- **Exercise description**: Going through the material below, please gather all lines with the word "chest" in them.

[Collected data entries]
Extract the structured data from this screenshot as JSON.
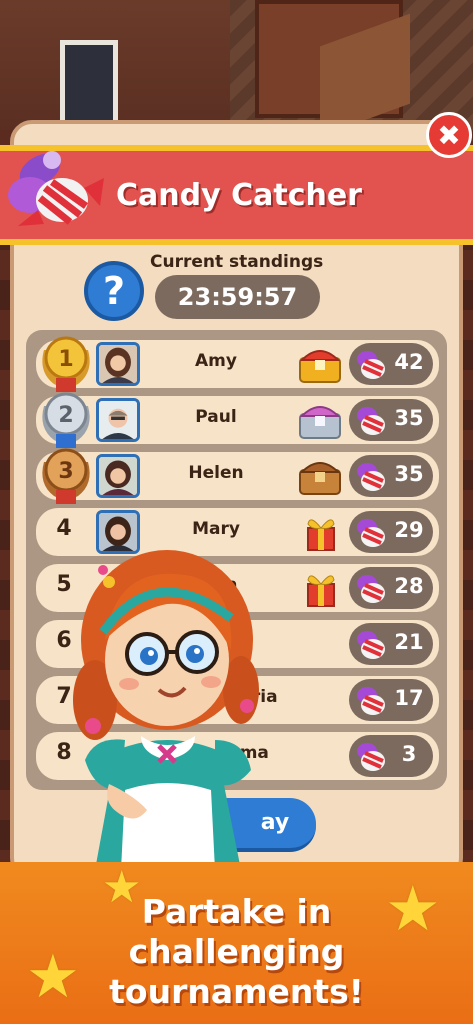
{
  "dialog": {
    "title": "Candy Catcher",
    "close_icon": "close-icon",
    "standings_label": "Current standings",
    "timer": "23:59:57",
    "help_label": "?"
  },
  "leaderboard": [
    {
      "rank": "1",
      "name": "Amy",
      "score": "42",
      "reward": "red-chest-icon",
      "medal": "gold"
    },
    {
      "rank": "2",
      "name": "Paul",
      "score": "35",
      "reward": "purple-chest-icon",
      "medal": "silver"
    },
    {
      "rank": "3",
      "name": "Helen",
      "score": "35",
      "reward": "brown-chest-icon",
      "medal": "bronze"
    },
    {
      "rank": "4",
      "name": "Mary",
      "score": "29",
      "reward": "gift-box-icon"
    },
    {
      "rank": "5",
      "name": "a",
      "score": "28",
      "reward": "gift-box-icon"
    },
    {
      "rank": "6",
      "name": "ty",
      "score": "21"
    },
    {
      "rank": "7",
      "name": "ctoria",
      "score": "17"
    },
    {
      "rank": "8",
      "name": "mma",
      "score": "3"
    }
  ],
  "play_button": "ay",
  "banner": {
    "line1": "Partake in",
    "line2": "challenging",
    "line3": "tournaments!"
  },
  "colors": {
    "ribbon": "#e2534f",
    "panel": "#f3dcc0",
    "button_blue": "#2f7cd4",
    "banner_orange": "#f08a1f"
  }
}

- **Result for this task**:
      "reward": "red-chest-icon",
      "reward": "purple-chest-icon",
      "reward": "brown-chest-icon",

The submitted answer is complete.